- **Written problem**
Repeat the entire listing exactly.

┌─ Exercise materials

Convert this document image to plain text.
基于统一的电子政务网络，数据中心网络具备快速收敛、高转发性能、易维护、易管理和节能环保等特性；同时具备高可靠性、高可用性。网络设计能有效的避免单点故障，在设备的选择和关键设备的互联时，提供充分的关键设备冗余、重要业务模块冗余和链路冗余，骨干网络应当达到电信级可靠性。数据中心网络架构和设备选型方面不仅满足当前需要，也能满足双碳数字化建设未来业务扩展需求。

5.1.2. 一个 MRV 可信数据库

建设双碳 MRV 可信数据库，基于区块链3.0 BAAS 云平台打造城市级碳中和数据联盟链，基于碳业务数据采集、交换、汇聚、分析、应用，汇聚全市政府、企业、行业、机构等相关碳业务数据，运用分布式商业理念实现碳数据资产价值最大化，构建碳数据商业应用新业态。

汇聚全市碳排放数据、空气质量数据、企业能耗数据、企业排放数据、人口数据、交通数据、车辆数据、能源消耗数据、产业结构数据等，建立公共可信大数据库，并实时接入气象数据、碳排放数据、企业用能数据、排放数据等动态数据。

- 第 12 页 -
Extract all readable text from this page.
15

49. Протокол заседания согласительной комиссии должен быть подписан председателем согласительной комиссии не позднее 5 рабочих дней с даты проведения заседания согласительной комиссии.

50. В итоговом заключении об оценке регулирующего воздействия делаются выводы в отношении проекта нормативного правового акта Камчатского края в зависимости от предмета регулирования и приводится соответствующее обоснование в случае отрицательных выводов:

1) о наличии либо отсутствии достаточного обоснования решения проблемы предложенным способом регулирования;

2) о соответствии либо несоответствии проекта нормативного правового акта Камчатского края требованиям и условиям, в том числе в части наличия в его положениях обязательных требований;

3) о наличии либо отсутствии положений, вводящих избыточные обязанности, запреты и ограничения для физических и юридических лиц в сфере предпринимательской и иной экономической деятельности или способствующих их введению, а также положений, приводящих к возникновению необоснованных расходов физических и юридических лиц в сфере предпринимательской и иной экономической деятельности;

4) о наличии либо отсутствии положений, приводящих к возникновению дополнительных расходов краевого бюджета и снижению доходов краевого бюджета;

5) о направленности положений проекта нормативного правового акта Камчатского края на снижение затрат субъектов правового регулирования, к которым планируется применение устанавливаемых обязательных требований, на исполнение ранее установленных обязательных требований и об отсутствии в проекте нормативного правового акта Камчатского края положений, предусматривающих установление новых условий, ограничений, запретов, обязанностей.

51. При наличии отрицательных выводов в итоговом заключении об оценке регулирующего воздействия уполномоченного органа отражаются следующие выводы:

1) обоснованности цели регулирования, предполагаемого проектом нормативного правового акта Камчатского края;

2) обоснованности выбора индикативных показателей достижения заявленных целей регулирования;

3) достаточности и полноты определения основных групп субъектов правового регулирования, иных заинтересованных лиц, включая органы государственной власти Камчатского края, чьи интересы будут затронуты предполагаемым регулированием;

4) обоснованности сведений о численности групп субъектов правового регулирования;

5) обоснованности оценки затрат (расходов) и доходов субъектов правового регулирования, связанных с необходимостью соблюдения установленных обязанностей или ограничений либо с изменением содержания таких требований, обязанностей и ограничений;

└─

- **Task result**
Convert this document image to plain text.
基于统一的电子政务网络，数据中心网络具备快速收敛、高转发性能、易维护、易管理和节能环保等特性；同时具备高可靠性、高可用性。网络设计能有效的避免单点故障，在设备的选择和关键设备的互联时，提供充分的关键设备冗余、重要业务模块冗余和链路冗余，骨干网络应当达到电信级可靠性。数据中心网络架构和设备选型方面不仅满足当前需要，也能满足双碳数字化建设未来业务扩展需求。

5.1.2. 一个 MRV 可信数据库

建设双碳 MRV 可信数据库，基于区块链3.0 BAAS 云平台打造城市级碳中和数据联盟链，基于碳业务数据采集、交换、汇聚、分析、应用，汇聚全市政府、企业、行业、机构等相关碳业务数据，运用分布式商业理念实现碳数据资产价值最大化，构建碳数据商业应用新业态。

汇聚全市碳排放数据、空气质量数据、企业能耗数据、企业排放数据、人口数据、交通数据、车辆数据、能源消耗数据、产业结构数据等，建立公共可信大数据库，并实时接入气象数据、碳排放数据、企业用能数据、排放数据等动态数据。

- 第 12 页 -
Extract all readable text from this page.
15

49. Протокол заседания согласительной комиссии должен быть подписан председателем согласительной комиссии не позднее 5 рабочих дней с даты проведения заседания согласительной комиссии.

50. В итоговом заключении об оценке регулирующего воздействия делаются выводы в отношении проекта нормативного правового акта Камчатского края в зависимости от предмета регулирования и приводится соответствующее обоснование в случае отрицательных выводов:

1) о наличии либо отсутствии достаточного обоснования решения проблемы предложенным способом регулирования;

2) о соответствии либо несоответствии проекта нормативного правового акта Камчатского края требованиям и условиям, в том числе в части наличия в его положениях обязательных требований;

3) о наличии либо отсутствии положений, вводящих избыточные обязанности, запреты и ограничения для физических и юридических лиц в сфере предпринимательской и иной экономической деятельности или способствующих их введению, а также положений, приводящих к возникновению необоснованных расходов физических и юридических лиц в сфере предпринимательской и иной экономической деятельности;

4) о наличии либо отсутствии положений, приводящих к возникновению дополнительных расходов краевого бюджета и снижению доходов краевого бюджета;

5) о направленности положений проекта нормативного правового акта Камчатского края на снижение затрат субъектов правового регулирования, к которым планируется применение устанавливаемых обязательных требований, на исполнение ранее установленных обязательных требований и об отсутствии в проекте нормативного правового акта Камчатского края положений, предусматривающих установление новых условий, ограничений, запретов, обязанностей.

51. При наличии отрицательных выводов в итоговом заключении об оценке регулирующего воздействия уполномоченного органа отражаются следующие выводы:

1) обоснованности цели регулирования, предполагаемого проектом нормативного правового акта Камчатского края;

2) обоснованности выбора индикативных показателей достижения заявленных целей регулирования;

3) достаточности и полноты определения основных групп субъектов правового регулирования, иных заинтересованных лиц, включая органы государственной власти Камчатского края, чьи интересы будут затронуты предполагаемым регулированием;

4) обоснованности сведений о численности групп субъектов правового регулирования;

5) обоснованности оценки затрат (расходов) и доходов субъектов правового регулирования, связанных с необходимостью соблюдения установленных обязанностей или ограничений либо с изменением содержания таких требований, обязанностей и ограничений;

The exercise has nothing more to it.